*PROMPT*
Send back the records in full, character for character.

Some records
-- -- --
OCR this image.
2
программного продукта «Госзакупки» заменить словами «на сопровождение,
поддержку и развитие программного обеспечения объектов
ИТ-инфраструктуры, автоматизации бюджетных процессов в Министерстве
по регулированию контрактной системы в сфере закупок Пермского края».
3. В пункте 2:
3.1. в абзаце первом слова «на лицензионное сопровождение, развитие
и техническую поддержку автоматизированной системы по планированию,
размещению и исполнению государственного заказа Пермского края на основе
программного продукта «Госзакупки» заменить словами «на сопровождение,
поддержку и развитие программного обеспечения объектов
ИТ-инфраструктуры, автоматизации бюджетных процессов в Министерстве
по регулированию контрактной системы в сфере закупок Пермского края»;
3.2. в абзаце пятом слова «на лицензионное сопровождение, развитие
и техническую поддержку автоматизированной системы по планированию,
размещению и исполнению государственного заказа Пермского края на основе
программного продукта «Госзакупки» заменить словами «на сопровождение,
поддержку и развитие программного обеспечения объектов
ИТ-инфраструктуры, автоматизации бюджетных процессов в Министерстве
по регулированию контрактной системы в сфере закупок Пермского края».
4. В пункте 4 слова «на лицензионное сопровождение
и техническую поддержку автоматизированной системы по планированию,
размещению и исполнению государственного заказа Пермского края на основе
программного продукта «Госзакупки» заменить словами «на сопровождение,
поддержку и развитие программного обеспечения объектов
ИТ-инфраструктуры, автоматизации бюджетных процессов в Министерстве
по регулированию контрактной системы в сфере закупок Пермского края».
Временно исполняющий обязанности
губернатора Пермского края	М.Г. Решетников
-- -- --
*FULL OUTPUT*
OCR this image.
2
программного продукта «Госзакупки» заменить словами «на сопровождение,
поддержку и развитие программного обеспечения объектов
ИТ-инфраструктуры, автоматизации бюджетных процессов в Министерстве
по регулированию контрактной системы в сфере закупок Пермского края».
3. В пункте 2:
3.1. в абзаце первом слова «на лицензионное сопровождение, развитие
и техническую поддержку автоматизированной системы по планированию,
размещению и исполнению государственного заказа Пермского края на основе
программного продукта «Госзакупки» заменить словами «на сопровождение,
поддержку и развитие программного обеспечения объектов
ИТ-инфраструктуры, автоматизации бюджетных процессов в Министерстве
по регулированию контрактной системы в сфере закупок Пермского края»;
3.2. в абзаце пятом слова «на лицензионное сопровождение, развитие
и техническую поддержку автоматизированной системы по планированию,
размещению и исполнению государственного заказа Пермского края на основе
программного продукта «Госзакупки» заменить словами «на сопровождение,
поддержку и развитие программного обеспечения объектов
ИТ-инфраструктуры, автоматизации бюджетных процессов в Министерстве
по регулированию контрактной системы в сфере закупок Пермского края».
4. В пункте 4 слова «на лицензионное сопровождение
и техническую поддержку автоматизированной системы по планированию,
размещению и исполнению государственного заказа Пермского края на основе
программного продукта «Госзакупки» заменить словами «на сопровождение,
поддержку и развитие программного обеспечения объектов
ИТ-инфраструктуры, автоматизации бюджетных процессов в Министерстве
по регулированию контрактной системы в сфере закупок Пермского края».
Временно исполняющий обязанности
губернатора Пермского края	М.Г. Решетников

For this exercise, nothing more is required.